▸ STATED PROBLEM
From the listing below, pull out every line where the string "brightness" appears.

Dataset items
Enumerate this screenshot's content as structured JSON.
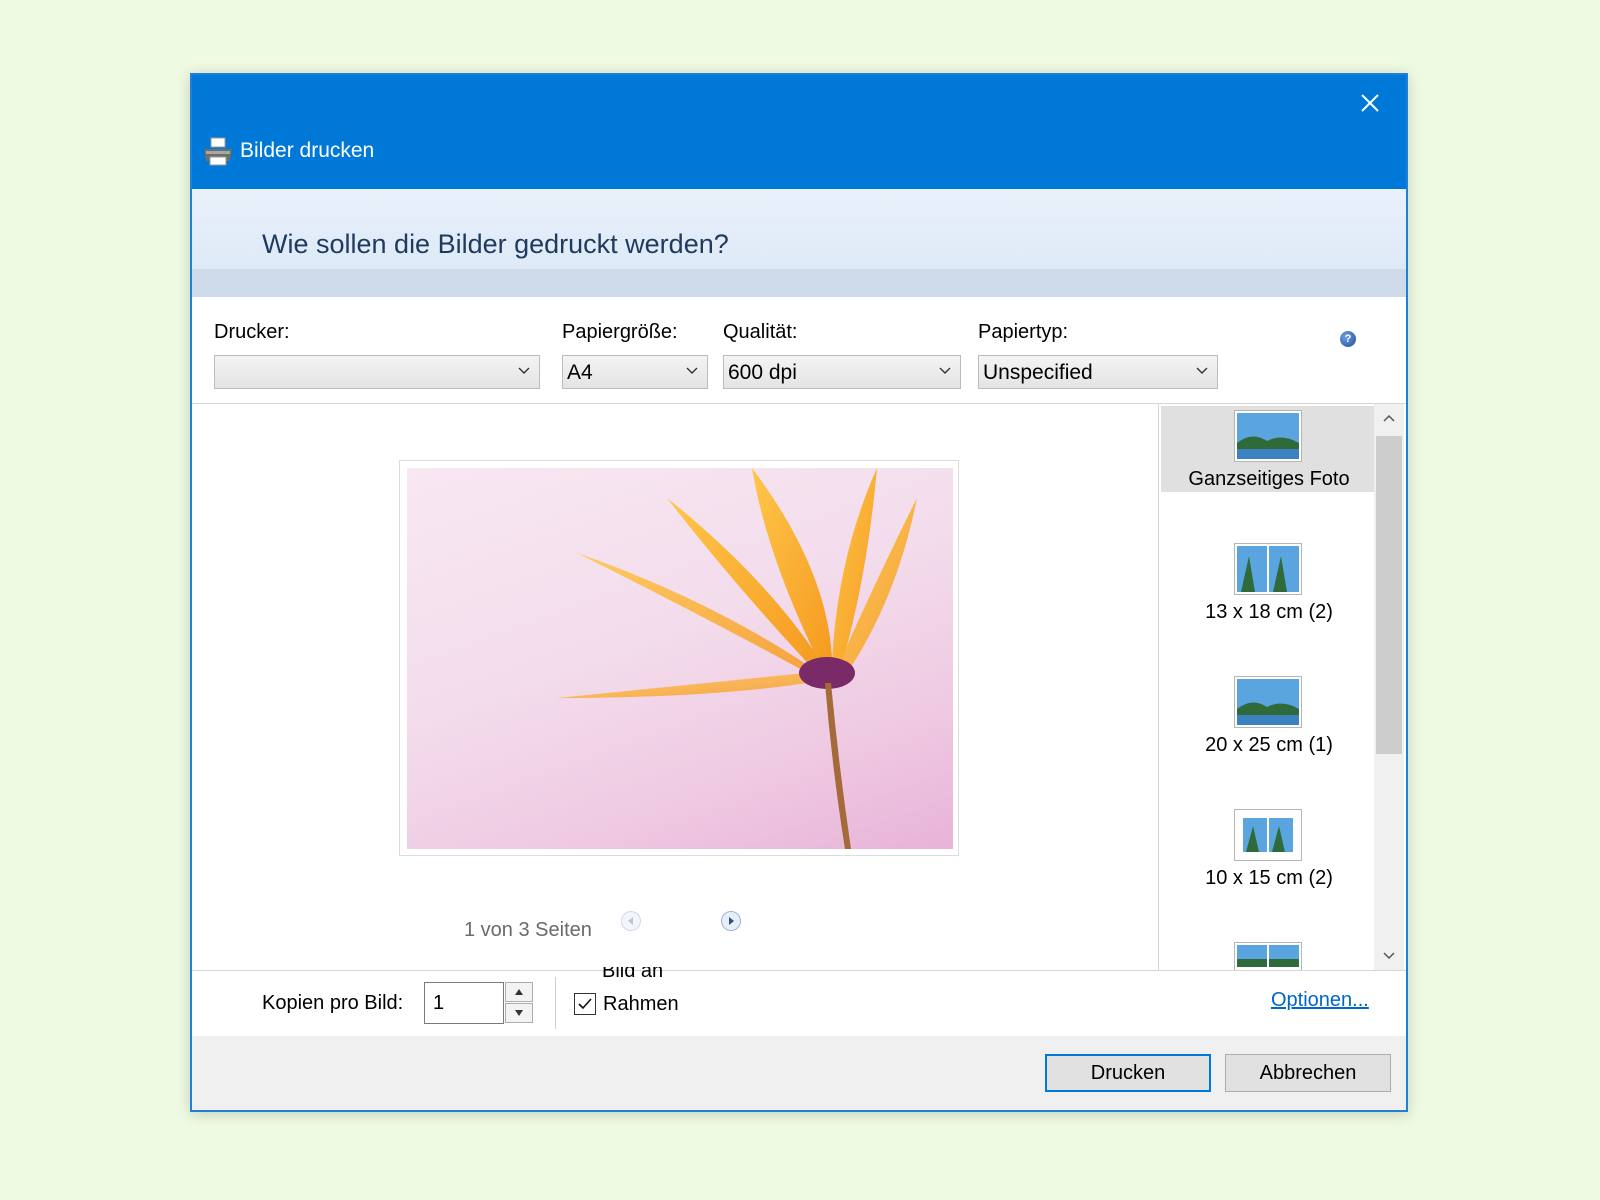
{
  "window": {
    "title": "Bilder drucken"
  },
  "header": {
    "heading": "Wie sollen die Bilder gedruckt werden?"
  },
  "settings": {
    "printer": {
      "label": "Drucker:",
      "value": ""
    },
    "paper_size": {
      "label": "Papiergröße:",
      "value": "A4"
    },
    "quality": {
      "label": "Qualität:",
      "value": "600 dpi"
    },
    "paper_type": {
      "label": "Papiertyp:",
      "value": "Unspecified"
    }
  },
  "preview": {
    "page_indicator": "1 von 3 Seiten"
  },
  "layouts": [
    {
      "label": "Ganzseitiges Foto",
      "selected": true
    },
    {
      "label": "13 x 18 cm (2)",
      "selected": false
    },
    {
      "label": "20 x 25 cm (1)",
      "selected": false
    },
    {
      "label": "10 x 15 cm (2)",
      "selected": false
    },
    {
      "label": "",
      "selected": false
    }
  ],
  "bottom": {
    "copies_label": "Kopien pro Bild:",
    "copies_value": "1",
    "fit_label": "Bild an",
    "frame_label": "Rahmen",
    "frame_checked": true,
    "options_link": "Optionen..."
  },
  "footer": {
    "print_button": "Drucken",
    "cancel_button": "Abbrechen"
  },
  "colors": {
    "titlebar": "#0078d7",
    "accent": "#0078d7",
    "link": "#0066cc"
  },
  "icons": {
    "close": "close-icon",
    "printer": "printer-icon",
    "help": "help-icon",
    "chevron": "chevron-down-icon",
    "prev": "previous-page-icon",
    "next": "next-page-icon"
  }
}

---

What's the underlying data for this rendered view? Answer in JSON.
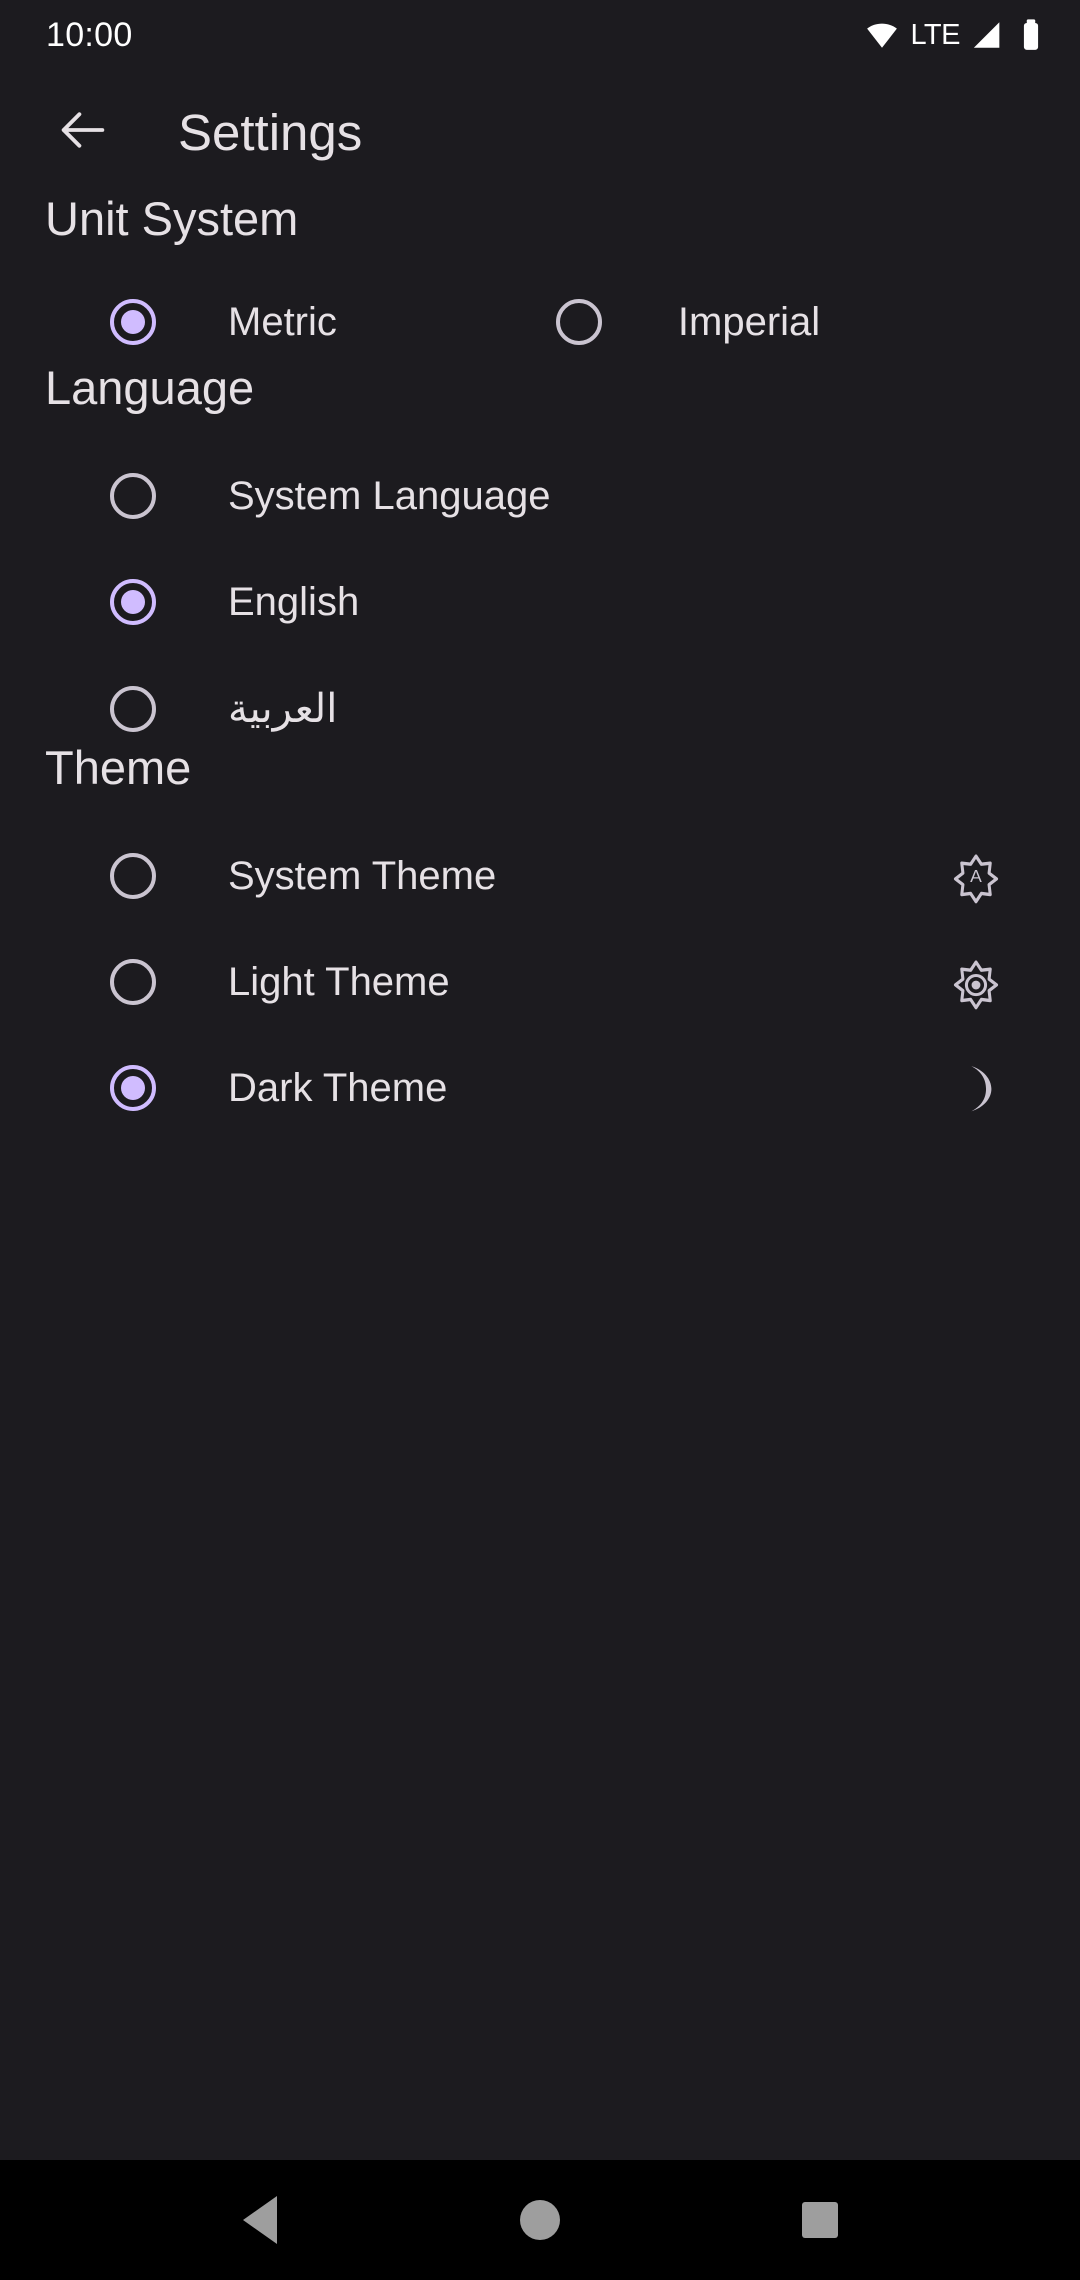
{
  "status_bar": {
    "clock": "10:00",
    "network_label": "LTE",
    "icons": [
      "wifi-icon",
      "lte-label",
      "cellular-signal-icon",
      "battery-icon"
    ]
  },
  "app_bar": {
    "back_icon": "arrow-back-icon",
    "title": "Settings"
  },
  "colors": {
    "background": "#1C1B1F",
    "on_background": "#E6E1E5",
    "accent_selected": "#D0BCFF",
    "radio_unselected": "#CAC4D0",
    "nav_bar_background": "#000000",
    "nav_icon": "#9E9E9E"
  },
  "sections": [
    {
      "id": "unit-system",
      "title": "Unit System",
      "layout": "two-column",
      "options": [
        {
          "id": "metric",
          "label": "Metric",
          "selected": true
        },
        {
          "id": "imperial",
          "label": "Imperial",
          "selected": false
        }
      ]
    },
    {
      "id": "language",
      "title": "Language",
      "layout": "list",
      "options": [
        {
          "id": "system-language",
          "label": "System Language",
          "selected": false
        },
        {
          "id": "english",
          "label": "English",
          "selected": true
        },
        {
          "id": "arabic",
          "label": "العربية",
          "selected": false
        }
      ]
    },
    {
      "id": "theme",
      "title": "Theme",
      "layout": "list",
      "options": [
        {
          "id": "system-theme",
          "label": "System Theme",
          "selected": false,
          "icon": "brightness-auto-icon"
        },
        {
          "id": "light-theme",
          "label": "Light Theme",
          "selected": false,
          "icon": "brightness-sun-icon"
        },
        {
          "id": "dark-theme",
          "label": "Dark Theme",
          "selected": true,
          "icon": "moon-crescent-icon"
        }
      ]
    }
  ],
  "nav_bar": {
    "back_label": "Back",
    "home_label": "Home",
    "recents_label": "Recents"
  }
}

▸ FULL RESPONSE
          "icon": "brightness-auto-icon"
          "icon": "brightness-sun-icon"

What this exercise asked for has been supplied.